(Data entries)
---

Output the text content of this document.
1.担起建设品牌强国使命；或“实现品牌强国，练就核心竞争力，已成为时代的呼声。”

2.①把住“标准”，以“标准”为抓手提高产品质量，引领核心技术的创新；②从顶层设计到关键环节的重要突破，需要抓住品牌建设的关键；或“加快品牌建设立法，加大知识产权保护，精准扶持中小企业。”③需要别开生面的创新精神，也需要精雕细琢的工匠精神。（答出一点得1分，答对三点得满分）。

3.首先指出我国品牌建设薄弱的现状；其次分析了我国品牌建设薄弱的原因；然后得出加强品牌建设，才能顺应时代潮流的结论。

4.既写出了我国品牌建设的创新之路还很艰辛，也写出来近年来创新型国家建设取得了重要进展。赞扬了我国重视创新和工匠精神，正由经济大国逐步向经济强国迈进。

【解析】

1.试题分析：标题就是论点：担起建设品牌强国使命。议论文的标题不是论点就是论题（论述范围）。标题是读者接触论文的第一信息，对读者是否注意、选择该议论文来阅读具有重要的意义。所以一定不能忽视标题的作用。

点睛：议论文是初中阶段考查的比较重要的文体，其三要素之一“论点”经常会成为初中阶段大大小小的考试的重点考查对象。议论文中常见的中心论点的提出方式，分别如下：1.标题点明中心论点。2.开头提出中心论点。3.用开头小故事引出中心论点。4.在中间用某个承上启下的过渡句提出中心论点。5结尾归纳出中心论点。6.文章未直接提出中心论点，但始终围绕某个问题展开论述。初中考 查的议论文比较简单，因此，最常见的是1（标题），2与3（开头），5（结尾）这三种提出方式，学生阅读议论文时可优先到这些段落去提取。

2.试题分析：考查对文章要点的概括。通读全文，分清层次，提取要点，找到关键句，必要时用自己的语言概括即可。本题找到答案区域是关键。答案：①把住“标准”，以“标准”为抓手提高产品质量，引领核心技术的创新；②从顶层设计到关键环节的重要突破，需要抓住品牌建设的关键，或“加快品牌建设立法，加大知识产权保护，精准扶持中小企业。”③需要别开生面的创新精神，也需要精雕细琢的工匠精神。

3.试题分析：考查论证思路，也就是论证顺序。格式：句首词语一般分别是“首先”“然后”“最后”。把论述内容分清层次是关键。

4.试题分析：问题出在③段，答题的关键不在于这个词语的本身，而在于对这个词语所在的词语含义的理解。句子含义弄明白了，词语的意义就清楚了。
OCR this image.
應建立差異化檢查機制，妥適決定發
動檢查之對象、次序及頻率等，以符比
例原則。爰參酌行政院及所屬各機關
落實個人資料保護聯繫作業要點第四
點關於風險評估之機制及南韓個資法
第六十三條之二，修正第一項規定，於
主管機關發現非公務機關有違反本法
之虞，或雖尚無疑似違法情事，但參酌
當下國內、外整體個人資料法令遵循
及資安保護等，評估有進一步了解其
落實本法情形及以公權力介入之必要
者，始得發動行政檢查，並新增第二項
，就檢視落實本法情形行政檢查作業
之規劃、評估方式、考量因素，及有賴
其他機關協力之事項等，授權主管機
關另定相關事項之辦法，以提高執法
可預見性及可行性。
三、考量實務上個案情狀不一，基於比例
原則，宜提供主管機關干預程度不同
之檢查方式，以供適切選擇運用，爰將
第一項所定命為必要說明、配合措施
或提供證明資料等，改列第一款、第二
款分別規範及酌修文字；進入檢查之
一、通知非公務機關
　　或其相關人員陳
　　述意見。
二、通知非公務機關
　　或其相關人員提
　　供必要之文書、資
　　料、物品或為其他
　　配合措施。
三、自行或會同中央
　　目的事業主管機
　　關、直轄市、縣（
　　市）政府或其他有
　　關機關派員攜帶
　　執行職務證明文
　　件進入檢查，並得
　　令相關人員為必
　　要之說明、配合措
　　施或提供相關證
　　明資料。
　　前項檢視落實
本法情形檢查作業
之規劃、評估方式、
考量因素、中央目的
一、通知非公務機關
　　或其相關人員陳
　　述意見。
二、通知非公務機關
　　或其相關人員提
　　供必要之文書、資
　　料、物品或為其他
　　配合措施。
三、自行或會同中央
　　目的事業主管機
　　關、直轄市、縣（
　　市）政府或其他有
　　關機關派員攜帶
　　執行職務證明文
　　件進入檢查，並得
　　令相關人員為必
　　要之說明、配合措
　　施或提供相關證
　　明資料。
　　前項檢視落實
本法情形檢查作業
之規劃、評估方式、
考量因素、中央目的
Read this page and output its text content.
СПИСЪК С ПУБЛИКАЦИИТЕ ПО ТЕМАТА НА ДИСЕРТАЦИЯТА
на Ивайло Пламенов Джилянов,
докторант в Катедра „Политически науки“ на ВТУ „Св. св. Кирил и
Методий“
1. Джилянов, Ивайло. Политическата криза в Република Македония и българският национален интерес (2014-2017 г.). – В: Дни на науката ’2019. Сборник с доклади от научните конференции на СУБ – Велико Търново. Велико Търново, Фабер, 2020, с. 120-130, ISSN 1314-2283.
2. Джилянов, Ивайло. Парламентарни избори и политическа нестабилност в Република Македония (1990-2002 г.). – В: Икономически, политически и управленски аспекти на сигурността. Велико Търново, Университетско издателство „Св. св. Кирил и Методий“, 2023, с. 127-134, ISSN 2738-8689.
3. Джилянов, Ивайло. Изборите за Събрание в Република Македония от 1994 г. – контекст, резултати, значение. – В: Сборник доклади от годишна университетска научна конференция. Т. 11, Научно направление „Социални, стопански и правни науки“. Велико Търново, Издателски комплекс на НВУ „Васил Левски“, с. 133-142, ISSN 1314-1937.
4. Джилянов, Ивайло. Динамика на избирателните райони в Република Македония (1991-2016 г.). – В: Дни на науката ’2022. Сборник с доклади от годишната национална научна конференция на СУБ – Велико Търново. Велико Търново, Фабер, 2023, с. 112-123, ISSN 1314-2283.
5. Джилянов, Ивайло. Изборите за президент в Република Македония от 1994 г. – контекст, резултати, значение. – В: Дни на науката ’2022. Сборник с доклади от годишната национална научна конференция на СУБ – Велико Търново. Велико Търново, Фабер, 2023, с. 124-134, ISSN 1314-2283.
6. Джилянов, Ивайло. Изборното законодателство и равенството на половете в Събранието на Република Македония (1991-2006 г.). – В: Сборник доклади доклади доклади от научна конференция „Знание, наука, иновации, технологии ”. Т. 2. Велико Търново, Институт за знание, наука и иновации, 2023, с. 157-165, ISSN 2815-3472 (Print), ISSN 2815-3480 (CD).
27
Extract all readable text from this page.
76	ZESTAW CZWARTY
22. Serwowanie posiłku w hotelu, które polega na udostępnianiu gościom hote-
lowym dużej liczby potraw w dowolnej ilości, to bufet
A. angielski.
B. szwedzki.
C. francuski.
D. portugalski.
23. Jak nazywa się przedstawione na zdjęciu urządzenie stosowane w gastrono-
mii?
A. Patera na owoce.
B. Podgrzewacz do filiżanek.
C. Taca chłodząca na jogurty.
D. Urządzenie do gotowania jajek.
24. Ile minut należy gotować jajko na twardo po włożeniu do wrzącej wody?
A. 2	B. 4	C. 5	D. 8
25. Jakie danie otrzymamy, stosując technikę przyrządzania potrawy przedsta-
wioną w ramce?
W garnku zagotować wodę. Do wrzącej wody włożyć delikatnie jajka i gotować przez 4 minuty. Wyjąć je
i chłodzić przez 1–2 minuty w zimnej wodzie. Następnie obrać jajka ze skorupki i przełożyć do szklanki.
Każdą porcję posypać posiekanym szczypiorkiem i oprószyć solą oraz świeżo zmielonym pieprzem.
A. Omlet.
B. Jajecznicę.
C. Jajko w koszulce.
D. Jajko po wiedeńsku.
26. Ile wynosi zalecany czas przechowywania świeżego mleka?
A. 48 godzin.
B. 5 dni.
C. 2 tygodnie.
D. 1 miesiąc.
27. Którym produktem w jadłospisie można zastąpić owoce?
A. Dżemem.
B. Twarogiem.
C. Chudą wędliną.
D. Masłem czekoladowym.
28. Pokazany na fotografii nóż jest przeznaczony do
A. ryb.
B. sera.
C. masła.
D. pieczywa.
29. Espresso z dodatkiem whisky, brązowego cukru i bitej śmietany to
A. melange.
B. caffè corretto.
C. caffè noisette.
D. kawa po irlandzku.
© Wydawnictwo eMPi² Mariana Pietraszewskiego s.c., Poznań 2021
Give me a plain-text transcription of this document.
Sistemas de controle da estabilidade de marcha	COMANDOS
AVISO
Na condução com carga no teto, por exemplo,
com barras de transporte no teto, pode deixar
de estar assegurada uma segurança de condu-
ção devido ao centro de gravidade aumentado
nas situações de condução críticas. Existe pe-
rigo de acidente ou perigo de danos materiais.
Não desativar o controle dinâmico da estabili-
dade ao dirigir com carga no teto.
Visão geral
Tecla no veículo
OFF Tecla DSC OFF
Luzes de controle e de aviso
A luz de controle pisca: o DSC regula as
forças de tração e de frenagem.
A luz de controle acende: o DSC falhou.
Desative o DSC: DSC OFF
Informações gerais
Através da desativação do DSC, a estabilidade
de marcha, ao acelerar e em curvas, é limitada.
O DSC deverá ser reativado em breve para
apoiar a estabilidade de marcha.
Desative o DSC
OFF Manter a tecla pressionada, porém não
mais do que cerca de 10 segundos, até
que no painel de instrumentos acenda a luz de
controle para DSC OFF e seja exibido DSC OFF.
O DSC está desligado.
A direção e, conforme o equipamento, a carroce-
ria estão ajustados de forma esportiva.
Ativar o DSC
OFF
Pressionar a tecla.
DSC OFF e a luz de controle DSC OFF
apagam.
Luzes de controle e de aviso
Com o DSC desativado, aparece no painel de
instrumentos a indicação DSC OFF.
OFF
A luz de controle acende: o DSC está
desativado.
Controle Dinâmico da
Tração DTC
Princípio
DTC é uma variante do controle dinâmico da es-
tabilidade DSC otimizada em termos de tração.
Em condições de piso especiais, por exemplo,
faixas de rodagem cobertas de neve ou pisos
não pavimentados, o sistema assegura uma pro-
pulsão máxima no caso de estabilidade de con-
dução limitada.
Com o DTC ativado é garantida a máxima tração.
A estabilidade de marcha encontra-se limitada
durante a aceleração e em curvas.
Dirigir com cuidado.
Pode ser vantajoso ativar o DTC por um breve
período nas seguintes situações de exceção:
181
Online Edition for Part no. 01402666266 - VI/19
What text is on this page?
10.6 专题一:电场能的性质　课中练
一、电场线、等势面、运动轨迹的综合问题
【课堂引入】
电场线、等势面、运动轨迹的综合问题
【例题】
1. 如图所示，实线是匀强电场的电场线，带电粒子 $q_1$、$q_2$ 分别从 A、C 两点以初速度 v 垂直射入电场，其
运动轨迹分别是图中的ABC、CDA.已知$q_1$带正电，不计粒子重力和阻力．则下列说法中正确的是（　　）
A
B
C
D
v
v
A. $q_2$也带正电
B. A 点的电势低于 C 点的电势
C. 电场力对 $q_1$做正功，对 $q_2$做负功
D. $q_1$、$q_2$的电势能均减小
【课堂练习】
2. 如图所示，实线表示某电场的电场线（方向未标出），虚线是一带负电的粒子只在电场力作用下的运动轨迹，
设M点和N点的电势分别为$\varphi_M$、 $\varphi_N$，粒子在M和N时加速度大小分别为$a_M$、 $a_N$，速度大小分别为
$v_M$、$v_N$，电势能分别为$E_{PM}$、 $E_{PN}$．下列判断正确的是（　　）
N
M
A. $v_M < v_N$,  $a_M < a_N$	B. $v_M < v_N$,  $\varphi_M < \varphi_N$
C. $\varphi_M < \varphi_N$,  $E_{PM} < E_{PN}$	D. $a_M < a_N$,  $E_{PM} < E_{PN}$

---

## TO BE DONE:
Which lines hold the word "运动轨迹的综合问题"? Return all of them from the records above.

## CORRECT RESPONSE:
一、电场线、等势面、运动轨迹的综合问题
电场线、等势面、运动轨迹的综合问题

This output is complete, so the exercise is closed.